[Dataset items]

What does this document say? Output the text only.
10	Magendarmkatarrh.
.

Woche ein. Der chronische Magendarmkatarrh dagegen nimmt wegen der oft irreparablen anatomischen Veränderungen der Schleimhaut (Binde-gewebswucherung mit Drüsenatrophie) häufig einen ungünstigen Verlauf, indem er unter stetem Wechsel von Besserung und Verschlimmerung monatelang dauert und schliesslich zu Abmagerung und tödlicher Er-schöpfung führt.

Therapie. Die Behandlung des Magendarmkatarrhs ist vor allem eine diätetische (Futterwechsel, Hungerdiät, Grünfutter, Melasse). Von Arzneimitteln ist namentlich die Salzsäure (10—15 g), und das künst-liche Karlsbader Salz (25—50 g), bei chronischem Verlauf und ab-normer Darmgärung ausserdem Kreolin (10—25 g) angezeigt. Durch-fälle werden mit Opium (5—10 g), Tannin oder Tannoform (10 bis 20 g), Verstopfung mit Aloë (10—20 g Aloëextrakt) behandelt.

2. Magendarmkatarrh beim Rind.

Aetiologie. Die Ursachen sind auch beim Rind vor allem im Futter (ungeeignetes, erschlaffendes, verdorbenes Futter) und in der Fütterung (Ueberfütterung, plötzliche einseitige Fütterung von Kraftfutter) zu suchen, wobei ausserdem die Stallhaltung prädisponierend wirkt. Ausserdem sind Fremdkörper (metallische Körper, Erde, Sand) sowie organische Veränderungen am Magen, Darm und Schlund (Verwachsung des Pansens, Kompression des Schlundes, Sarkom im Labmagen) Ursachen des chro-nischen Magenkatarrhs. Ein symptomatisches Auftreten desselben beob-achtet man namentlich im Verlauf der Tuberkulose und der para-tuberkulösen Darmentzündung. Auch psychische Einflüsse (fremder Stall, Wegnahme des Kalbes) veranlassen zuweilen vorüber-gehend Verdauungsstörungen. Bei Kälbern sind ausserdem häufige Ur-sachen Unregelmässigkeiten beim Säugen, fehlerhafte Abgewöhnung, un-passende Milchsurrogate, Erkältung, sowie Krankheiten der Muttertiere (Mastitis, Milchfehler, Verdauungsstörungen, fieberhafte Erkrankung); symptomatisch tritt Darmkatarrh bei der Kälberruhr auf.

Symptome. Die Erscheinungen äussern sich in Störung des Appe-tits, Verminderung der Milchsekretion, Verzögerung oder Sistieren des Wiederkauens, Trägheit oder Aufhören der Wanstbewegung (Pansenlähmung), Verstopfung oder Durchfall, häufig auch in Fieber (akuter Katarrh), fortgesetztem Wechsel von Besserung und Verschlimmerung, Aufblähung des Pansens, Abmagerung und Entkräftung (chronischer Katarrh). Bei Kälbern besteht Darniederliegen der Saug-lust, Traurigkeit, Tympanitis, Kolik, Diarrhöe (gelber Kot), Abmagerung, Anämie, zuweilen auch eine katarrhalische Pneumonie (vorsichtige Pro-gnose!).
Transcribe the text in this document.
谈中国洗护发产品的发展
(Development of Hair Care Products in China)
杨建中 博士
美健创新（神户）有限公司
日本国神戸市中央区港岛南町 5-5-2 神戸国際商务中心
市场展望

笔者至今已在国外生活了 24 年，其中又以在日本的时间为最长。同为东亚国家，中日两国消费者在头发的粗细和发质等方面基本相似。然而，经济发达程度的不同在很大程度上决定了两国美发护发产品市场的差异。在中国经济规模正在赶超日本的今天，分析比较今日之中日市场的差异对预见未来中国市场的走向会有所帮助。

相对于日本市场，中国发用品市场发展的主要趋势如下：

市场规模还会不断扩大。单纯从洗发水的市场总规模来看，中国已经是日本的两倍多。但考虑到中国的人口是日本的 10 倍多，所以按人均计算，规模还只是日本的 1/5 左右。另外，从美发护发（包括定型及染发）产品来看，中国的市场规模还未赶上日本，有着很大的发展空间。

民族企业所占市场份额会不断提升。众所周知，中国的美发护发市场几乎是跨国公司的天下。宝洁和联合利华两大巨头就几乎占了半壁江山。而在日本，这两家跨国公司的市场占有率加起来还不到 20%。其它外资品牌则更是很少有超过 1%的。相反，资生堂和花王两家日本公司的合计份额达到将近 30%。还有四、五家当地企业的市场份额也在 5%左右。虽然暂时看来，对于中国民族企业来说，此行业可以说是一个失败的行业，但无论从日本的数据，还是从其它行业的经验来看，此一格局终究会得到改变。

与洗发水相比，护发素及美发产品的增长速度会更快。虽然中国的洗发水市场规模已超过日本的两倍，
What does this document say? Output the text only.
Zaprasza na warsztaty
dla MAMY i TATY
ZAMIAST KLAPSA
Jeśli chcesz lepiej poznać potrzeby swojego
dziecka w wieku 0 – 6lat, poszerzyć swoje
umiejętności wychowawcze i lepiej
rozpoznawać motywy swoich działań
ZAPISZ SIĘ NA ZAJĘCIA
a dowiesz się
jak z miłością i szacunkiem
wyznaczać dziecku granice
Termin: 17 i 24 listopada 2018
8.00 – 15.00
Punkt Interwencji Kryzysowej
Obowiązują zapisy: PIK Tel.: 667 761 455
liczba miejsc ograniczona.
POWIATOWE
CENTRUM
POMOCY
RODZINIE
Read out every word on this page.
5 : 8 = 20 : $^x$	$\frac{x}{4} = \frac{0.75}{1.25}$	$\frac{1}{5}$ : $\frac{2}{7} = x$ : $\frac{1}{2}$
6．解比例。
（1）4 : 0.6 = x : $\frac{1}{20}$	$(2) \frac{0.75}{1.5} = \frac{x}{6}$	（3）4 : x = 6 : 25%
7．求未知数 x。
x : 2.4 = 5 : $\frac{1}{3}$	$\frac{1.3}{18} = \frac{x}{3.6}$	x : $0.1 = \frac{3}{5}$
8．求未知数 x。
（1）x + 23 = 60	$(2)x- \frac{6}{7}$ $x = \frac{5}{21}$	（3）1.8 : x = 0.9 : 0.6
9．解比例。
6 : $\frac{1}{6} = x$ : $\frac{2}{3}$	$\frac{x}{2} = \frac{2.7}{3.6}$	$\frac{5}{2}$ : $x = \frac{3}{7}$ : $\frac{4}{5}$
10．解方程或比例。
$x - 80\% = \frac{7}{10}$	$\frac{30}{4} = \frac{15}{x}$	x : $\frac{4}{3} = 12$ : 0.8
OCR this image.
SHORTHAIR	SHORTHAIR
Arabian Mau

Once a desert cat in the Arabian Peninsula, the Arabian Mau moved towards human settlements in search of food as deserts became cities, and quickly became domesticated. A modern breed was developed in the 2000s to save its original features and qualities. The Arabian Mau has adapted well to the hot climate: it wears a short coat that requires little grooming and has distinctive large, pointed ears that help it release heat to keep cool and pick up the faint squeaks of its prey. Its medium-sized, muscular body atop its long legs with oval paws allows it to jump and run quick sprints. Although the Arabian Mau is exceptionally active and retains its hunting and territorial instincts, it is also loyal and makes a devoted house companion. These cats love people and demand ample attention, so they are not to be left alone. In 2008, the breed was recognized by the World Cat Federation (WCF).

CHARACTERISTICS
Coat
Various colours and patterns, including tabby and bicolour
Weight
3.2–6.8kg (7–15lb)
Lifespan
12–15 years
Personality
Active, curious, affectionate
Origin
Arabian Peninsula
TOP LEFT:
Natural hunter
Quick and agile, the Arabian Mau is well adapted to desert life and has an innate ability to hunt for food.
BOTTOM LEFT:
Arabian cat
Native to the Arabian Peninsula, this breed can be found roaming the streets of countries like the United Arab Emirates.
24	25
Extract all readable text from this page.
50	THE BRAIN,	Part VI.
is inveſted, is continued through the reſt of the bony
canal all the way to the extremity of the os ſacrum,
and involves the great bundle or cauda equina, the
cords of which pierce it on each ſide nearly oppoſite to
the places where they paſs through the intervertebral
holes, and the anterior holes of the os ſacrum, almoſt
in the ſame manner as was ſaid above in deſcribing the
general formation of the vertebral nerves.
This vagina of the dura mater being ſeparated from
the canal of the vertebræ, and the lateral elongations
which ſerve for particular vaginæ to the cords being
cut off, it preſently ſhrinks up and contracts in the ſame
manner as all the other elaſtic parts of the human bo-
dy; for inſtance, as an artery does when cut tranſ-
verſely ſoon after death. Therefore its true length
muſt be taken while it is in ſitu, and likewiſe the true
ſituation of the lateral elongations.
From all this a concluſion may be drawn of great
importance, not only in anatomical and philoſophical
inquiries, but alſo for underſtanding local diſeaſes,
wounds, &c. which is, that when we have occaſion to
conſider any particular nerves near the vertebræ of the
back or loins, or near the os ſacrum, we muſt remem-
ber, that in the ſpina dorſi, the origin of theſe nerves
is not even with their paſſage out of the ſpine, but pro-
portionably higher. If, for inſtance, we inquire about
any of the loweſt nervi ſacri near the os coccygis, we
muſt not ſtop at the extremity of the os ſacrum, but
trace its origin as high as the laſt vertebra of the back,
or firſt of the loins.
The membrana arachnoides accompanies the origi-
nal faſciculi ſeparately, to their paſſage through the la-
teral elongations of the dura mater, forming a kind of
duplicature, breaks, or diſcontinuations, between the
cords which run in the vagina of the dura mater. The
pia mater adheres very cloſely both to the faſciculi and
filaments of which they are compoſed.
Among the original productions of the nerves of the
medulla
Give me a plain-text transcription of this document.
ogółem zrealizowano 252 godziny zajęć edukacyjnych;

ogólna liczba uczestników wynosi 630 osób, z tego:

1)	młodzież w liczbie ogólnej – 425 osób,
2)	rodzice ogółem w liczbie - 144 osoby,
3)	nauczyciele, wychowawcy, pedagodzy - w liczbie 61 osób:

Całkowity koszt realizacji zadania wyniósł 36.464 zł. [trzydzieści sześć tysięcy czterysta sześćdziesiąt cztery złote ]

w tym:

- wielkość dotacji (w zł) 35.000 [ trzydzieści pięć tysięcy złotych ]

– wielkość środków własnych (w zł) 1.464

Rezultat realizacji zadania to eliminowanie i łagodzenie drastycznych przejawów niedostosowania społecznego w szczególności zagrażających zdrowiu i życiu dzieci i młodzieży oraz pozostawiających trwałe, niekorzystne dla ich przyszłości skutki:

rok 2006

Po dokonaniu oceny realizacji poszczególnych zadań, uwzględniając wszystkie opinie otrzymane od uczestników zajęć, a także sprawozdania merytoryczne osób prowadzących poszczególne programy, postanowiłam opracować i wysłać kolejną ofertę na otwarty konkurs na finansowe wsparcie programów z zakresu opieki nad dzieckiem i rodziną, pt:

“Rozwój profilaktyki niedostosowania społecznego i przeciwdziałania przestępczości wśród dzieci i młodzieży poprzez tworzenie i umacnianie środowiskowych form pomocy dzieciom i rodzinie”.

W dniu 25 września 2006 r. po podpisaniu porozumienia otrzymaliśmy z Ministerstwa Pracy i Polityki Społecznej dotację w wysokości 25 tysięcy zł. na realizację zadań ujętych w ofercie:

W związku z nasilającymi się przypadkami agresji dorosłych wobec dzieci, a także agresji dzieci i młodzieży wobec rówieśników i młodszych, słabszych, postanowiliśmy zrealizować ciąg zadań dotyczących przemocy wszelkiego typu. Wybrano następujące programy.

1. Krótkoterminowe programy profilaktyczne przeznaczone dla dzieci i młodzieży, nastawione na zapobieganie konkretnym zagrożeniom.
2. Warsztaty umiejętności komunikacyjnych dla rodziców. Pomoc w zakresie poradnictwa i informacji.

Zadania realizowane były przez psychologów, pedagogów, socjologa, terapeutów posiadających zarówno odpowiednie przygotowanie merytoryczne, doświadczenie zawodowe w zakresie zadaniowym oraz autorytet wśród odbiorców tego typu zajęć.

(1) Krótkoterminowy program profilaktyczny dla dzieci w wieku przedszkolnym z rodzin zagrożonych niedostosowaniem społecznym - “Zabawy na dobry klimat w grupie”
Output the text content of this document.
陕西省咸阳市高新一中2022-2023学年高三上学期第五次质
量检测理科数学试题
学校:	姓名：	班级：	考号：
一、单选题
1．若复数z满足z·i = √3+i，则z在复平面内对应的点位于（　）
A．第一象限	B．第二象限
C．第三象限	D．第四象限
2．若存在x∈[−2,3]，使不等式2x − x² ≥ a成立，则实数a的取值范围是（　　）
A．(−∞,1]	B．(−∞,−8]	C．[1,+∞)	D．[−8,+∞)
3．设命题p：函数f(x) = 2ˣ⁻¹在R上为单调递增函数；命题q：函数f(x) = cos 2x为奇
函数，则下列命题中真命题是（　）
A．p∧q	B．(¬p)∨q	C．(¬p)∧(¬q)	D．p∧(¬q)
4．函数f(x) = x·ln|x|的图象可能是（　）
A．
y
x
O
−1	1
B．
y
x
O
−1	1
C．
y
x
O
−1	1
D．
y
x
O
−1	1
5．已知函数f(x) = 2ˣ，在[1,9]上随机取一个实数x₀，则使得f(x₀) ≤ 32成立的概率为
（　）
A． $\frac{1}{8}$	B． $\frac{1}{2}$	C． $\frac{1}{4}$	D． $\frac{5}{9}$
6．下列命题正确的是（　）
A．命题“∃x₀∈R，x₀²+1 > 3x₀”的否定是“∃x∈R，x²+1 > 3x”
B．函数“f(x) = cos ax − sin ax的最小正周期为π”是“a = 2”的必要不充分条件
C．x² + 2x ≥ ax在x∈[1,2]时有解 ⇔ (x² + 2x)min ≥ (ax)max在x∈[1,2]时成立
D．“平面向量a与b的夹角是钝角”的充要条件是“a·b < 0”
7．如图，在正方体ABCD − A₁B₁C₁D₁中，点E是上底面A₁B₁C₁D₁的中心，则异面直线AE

▸ **Set problem**
Filter the records above and return every line that holds the word "which".

▸ **Result for this task**
cords of which pierce it on each ſide nearly oppoſite to
which ſerve for particular vaginæ to the cords being
wounds, &c. which is, that when we have occaſion to
cords which run in the vagina of the dura mater. The
filaments of which they are compoſed.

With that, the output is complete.